Task details:
Find the string "Controls" in the listing and report every line that has it.

Input rows:
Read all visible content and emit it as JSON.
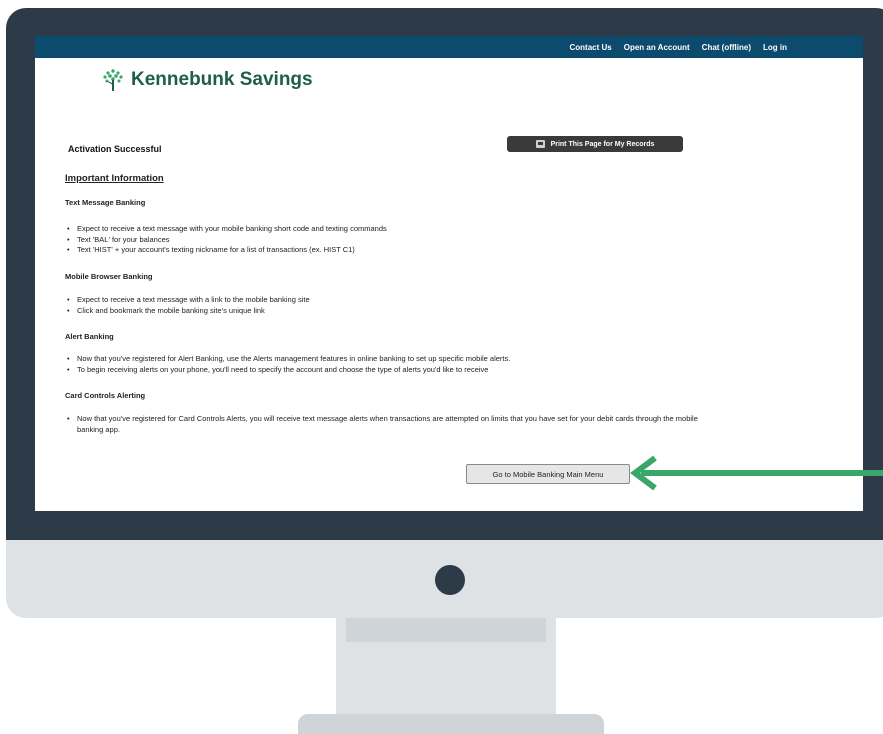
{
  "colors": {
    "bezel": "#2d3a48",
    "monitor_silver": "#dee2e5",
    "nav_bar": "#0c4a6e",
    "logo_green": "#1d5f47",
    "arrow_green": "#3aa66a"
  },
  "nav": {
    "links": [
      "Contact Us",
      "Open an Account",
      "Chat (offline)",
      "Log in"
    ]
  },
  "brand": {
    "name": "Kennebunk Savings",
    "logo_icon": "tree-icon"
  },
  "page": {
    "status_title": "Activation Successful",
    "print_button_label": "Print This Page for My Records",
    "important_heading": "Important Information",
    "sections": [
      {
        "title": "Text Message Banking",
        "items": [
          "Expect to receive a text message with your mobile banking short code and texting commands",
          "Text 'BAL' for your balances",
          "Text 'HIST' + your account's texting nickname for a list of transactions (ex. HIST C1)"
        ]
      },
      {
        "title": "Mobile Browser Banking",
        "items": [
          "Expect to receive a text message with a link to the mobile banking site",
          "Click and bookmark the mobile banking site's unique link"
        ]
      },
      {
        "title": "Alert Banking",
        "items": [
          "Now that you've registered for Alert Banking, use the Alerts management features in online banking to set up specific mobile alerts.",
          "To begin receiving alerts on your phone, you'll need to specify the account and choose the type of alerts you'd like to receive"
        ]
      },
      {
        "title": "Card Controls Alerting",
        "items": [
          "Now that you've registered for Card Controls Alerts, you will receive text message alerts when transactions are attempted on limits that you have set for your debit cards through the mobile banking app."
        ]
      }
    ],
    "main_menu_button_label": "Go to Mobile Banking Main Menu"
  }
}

Output of the exercise:
        "title": "Card Controls Alerting",
          "Now that you've registered for Card Controls Alerts, you will receive text message alerts when transactions are attempted on limits that you have set for your debit cards through the mobile banking app."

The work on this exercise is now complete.